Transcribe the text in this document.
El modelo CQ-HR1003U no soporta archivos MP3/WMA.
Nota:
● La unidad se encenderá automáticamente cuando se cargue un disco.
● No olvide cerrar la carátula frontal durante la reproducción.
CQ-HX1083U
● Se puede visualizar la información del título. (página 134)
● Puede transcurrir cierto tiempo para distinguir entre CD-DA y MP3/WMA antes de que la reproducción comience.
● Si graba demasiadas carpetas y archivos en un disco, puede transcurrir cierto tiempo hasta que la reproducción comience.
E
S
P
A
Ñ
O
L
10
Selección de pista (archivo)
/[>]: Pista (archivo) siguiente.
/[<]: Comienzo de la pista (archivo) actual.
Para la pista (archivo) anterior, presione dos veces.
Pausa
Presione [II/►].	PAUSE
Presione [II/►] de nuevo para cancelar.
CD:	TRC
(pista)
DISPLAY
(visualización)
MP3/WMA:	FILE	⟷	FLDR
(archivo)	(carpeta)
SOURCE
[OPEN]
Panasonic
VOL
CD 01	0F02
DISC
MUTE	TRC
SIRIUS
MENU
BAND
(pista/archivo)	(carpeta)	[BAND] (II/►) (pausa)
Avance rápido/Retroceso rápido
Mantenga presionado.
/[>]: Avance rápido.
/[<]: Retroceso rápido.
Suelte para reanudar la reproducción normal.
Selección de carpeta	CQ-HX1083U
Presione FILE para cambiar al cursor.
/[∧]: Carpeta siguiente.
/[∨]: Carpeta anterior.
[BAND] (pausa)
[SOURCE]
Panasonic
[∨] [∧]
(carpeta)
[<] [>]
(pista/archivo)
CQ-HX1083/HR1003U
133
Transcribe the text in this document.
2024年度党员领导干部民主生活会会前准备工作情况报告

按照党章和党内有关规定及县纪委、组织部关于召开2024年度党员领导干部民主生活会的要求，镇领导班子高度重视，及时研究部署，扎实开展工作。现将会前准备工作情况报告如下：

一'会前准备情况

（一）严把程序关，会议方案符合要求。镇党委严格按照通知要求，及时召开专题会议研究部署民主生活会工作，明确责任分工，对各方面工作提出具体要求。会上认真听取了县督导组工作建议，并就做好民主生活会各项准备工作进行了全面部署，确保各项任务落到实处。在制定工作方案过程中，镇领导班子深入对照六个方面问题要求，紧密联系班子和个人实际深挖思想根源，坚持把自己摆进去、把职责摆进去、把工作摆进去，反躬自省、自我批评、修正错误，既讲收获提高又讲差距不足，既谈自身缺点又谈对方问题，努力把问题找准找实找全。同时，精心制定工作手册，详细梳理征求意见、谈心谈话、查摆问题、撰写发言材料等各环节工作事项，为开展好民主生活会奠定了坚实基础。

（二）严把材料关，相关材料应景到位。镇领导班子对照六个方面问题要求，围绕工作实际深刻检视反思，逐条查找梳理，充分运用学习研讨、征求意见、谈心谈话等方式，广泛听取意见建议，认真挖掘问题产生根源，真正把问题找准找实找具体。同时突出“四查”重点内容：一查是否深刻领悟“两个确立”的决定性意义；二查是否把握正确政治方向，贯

----------

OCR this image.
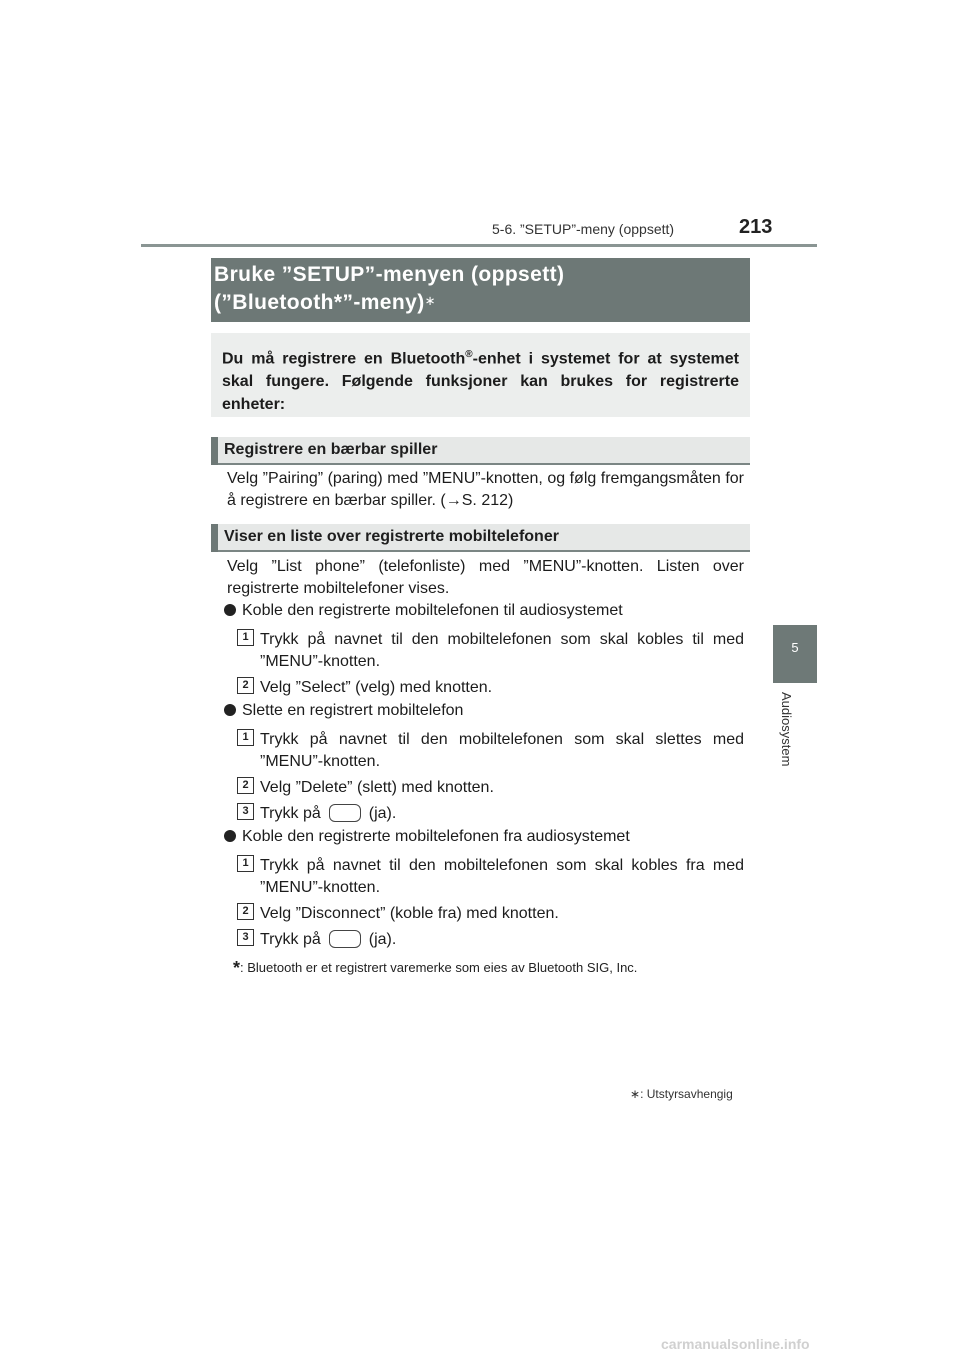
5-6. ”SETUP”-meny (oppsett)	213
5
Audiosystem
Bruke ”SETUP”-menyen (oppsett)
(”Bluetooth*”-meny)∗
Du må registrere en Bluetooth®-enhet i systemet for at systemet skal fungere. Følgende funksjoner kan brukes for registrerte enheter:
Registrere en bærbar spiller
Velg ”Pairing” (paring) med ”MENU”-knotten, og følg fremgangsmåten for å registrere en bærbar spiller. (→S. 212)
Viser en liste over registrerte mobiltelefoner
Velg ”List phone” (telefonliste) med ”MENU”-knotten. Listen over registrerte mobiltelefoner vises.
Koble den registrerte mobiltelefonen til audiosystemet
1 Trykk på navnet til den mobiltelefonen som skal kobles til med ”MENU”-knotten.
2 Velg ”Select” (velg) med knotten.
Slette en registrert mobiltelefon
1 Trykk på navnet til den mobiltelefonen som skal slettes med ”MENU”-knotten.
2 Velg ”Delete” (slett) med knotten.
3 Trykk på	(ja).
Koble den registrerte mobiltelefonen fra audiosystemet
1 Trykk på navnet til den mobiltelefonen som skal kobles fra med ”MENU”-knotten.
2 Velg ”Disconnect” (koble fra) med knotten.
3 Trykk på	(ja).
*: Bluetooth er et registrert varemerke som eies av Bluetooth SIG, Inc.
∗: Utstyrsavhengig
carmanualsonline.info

----------

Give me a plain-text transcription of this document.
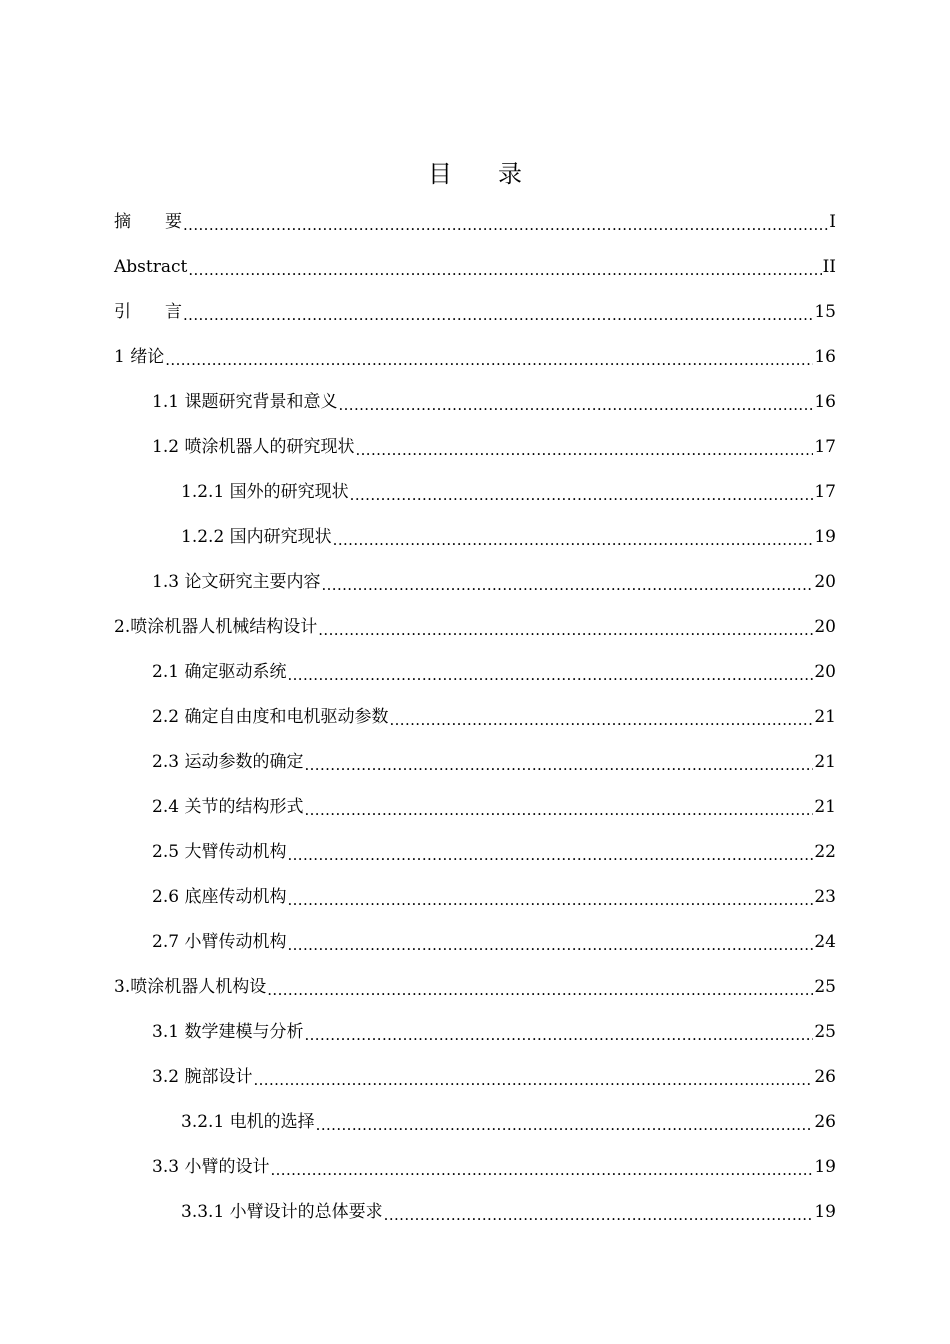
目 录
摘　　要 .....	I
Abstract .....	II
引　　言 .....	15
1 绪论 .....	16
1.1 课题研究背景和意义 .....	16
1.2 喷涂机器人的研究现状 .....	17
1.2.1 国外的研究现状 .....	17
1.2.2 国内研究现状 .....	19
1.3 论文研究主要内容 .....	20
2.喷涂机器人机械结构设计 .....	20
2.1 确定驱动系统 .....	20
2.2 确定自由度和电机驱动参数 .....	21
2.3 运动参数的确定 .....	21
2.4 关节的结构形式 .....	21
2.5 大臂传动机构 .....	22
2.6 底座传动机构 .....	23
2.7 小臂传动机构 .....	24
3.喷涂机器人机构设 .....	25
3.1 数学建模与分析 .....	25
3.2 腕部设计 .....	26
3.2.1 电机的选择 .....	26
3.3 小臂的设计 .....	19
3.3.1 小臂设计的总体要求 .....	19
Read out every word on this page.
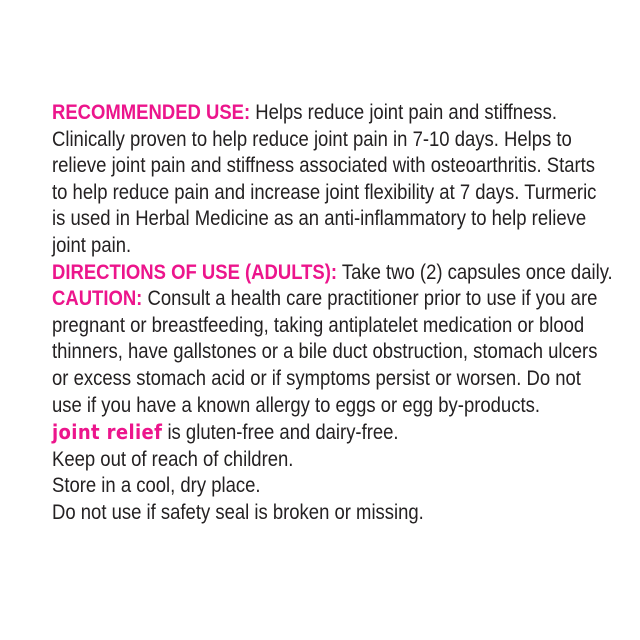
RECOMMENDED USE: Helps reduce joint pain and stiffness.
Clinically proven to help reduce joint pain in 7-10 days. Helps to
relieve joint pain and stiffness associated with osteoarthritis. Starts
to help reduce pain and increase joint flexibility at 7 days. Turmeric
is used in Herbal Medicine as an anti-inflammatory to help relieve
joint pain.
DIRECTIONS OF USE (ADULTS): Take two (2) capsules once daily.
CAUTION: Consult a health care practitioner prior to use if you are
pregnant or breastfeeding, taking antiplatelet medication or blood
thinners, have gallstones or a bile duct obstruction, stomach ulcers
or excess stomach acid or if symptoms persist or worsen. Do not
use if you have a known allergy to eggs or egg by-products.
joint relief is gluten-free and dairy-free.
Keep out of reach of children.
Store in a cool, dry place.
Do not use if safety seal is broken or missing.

----------

(DO THIS)
Of the lines in the data above, how many contain the word "Velg"? Give only that figure.

(TASK OUTPUT)
5